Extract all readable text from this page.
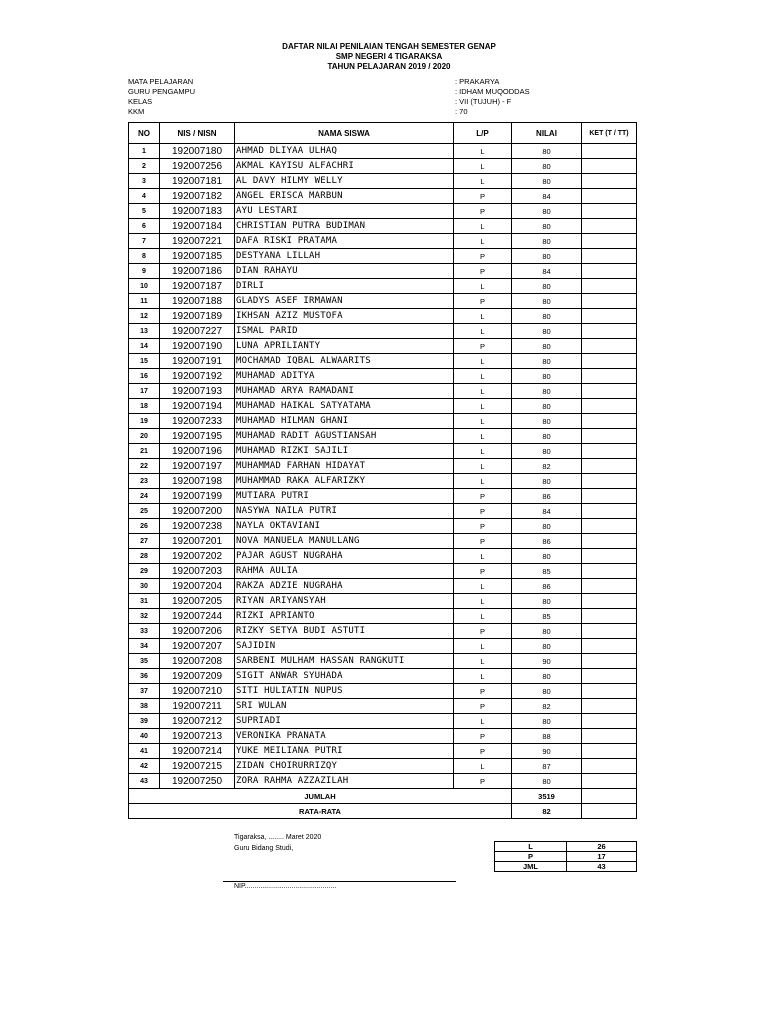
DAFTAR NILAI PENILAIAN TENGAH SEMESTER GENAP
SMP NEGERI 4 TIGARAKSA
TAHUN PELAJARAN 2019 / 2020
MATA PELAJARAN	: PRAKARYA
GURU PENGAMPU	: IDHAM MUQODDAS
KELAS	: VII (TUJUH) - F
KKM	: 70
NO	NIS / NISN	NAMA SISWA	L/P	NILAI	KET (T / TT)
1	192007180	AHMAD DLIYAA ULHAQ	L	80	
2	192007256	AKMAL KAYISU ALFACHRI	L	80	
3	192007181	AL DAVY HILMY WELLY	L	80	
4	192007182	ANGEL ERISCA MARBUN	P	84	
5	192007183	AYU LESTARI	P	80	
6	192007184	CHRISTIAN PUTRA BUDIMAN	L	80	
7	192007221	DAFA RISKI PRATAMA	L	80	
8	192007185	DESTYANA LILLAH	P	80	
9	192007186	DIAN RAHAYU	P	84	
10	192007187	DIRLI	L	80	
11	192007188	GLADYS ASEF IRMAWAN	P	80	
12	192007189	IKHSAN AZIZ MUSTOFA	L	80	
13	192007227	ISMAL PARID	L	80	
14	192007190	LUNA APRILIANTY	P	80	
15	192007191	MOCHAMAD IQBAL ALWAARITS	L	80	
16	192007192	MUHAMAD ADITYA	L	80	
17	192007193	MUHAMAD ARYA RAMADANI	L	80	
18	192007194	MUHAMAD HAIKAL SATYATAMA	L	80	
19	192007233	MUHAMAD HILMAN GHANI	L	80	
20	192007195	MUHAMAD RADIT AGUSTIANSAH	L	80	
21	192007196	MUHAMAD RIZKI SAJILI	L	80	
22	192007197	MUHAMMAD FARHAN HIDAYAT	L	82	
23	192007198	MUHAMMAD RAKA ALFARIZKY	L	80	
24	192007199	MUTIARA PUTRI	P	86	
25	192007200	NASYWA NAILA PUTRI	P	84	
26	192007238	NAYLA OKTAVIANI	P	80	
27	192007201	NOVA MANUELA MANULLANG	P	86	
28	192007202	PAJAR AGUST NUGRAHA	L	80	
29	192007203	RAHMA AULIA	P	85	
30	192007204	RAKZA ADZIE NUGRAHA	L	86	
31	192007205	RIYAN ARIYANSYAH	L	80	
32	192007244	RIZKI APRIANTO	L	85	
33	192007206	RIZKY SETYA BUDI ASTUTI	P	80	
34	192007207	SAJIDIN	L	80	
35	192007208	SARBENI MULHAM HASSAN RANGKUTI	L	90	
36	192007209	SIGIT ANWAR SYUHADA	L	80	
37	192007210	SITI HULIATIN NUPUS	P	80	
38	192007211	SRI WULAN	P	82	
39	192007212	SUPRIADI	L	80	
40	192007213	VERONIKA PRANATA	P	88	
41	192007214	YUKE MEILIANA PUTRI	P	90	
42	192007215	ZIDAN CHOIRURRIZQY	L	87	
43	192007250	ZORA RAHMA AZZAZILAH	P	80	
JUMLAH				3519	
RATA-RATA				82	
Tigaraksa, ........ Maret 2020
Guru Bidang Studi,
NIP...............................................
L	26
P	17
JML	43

━━━━━━

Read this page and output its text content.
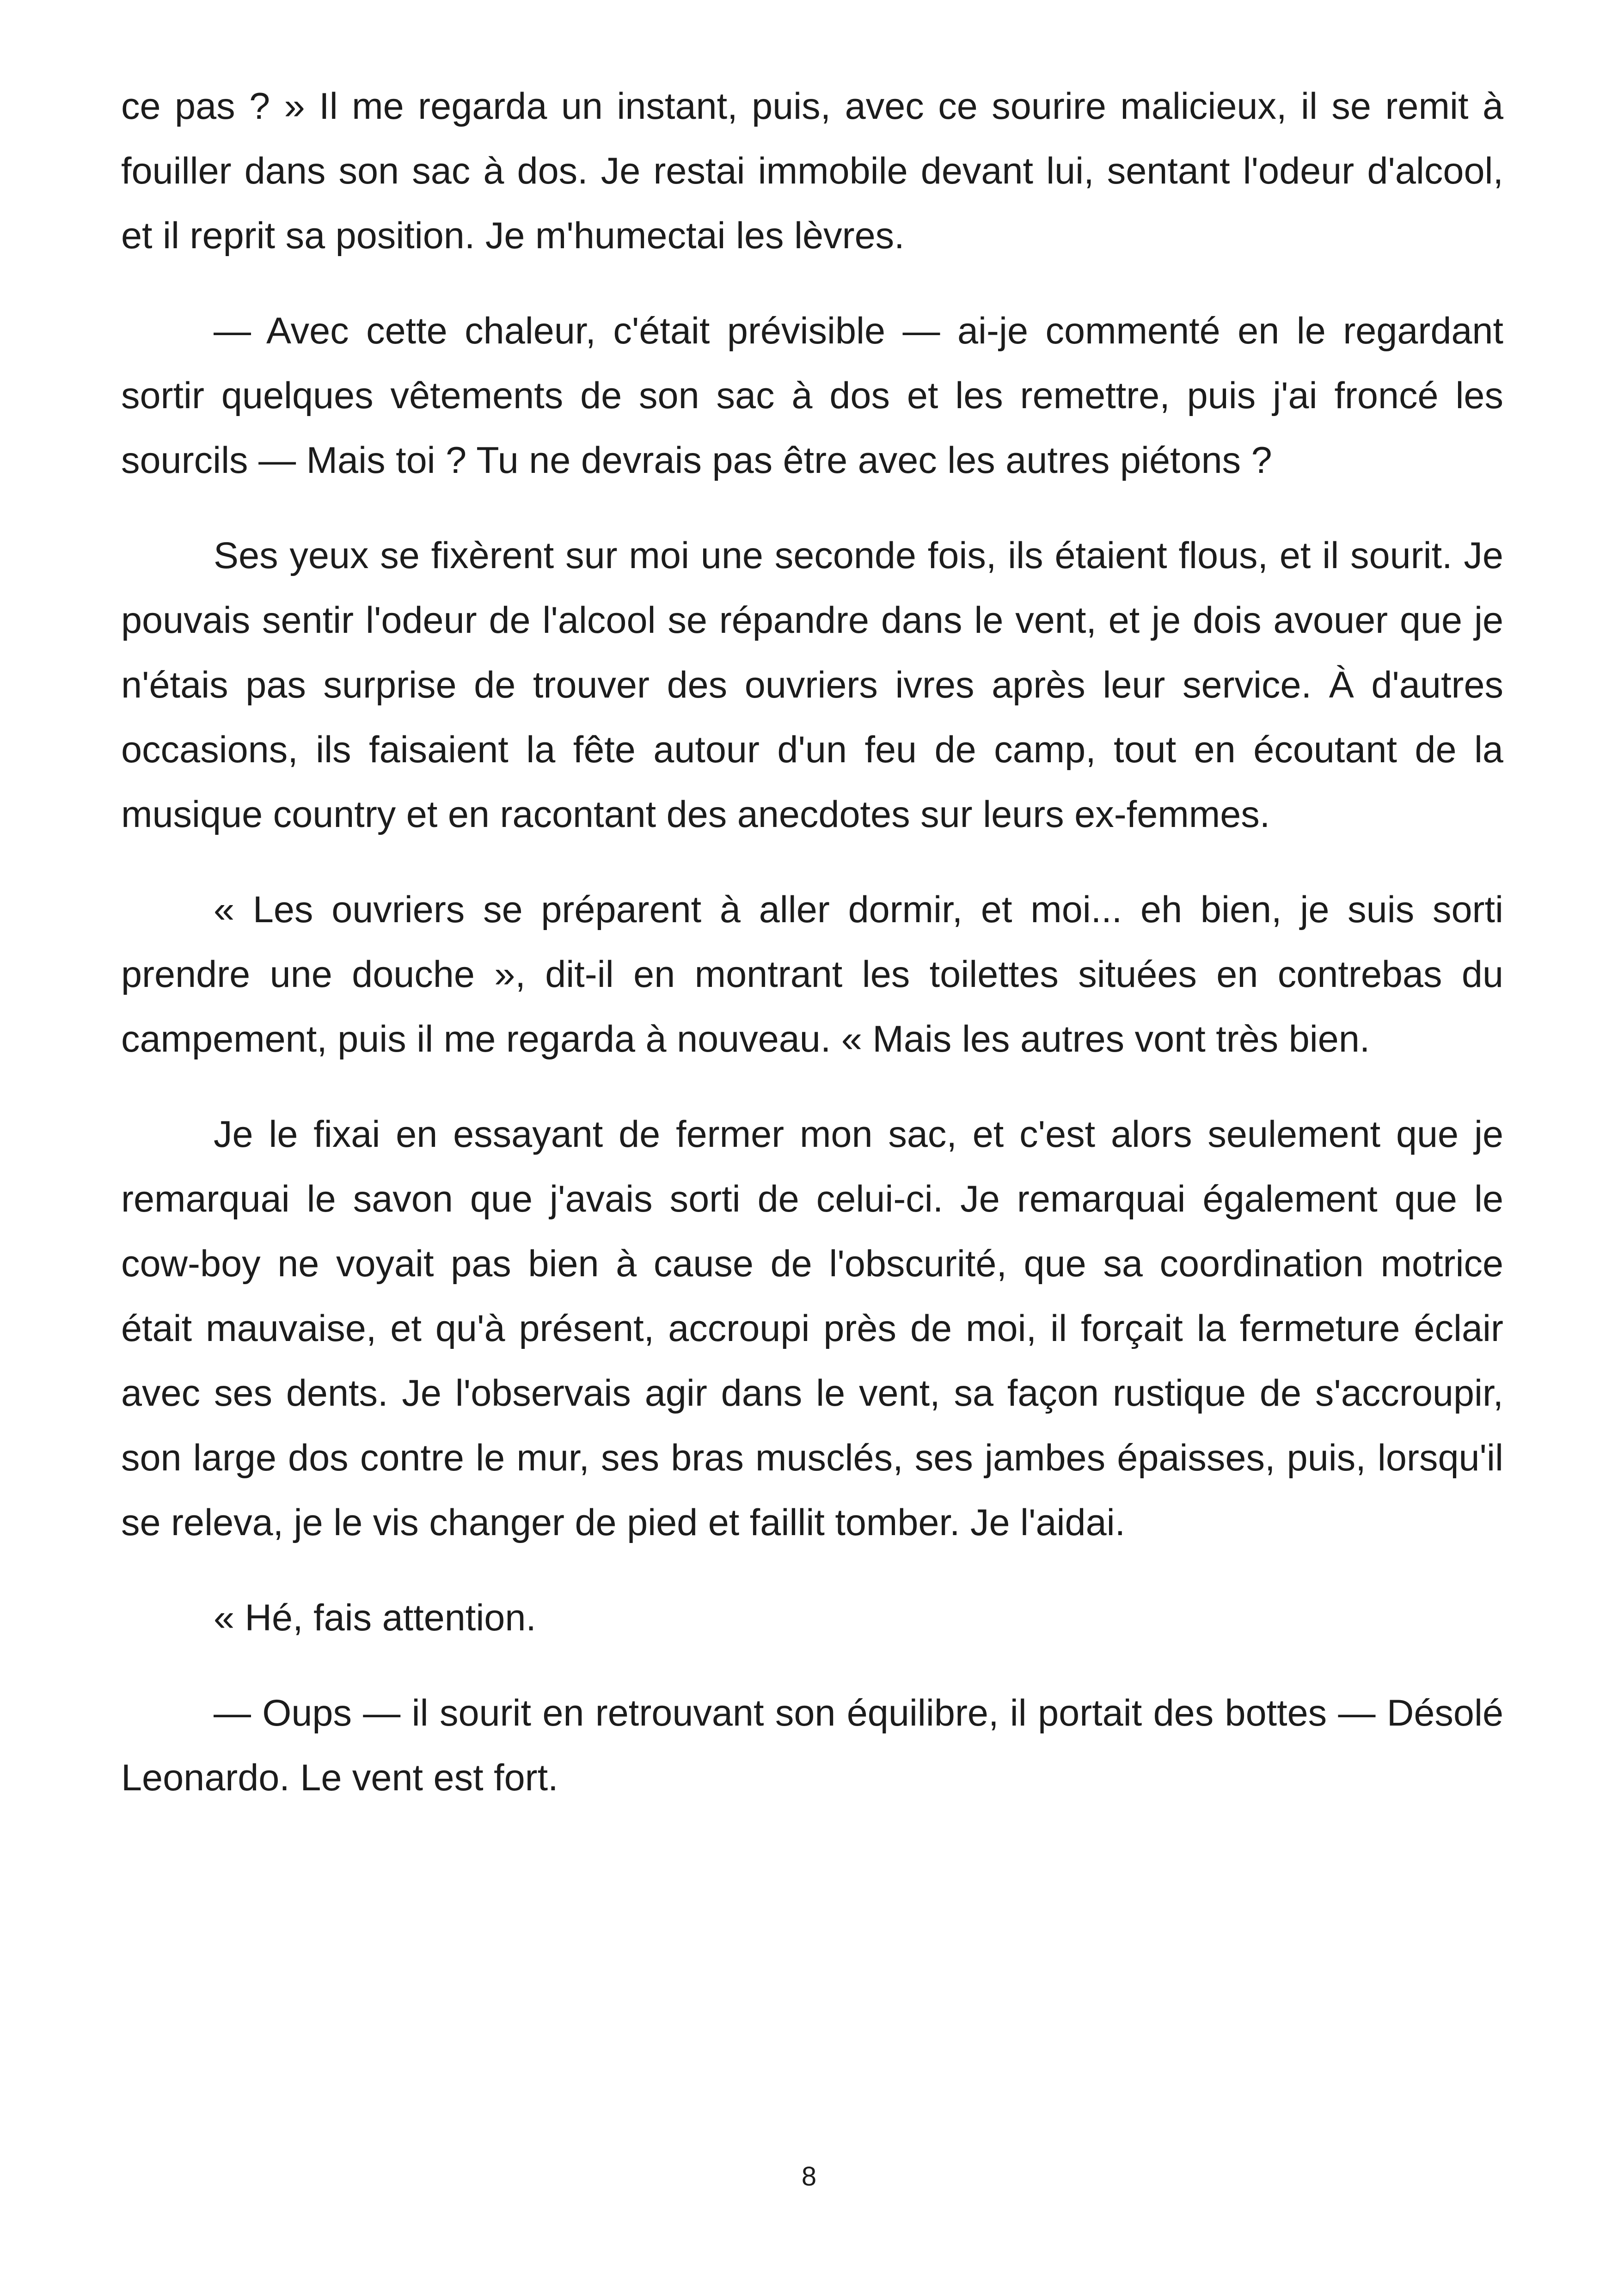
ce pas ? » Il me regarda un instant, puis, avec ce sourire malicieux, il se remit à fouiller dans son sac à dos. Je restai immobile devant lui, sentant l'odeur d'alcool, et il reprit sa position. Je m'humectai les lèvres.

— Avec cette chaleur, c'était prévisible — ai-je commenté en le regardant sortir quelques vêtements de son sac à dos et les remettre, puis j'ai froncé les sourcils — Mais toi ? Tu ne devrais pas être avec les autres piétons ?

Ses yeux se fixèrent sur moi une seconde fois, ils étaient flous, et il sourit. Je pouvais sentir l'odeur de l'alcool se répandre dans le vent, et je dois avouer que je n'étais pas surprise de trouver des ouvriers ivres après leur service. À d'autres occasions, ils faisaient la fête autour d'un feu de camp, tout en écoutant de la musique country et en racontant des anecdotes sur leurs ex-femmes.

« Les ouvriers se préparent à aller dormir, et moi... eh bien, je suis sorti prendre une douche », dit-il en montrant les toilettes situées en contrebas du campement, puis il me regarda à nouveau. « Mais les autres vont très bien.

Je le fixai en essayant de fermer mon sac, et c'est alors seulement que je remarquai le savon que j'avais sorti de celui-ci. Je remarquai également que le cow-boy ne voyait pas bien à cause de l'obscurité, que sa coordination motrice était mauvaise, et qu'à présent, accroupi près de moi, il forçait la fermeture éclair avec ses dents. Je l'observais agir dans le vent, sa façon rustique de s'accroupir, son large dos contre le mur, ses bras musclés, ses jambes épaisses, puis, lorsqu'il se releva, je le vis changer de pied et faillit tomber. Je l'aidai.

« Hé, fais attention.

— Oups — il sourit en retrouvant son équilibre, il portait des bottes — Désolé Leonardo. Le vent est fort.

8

━━━━━━

• [TASK TO CARRY OUT]: From the entries, copy out each line containing the word "page".

• [FULL SOLUTION]:
Extract all readable text from this page.
Read this page and output its text content.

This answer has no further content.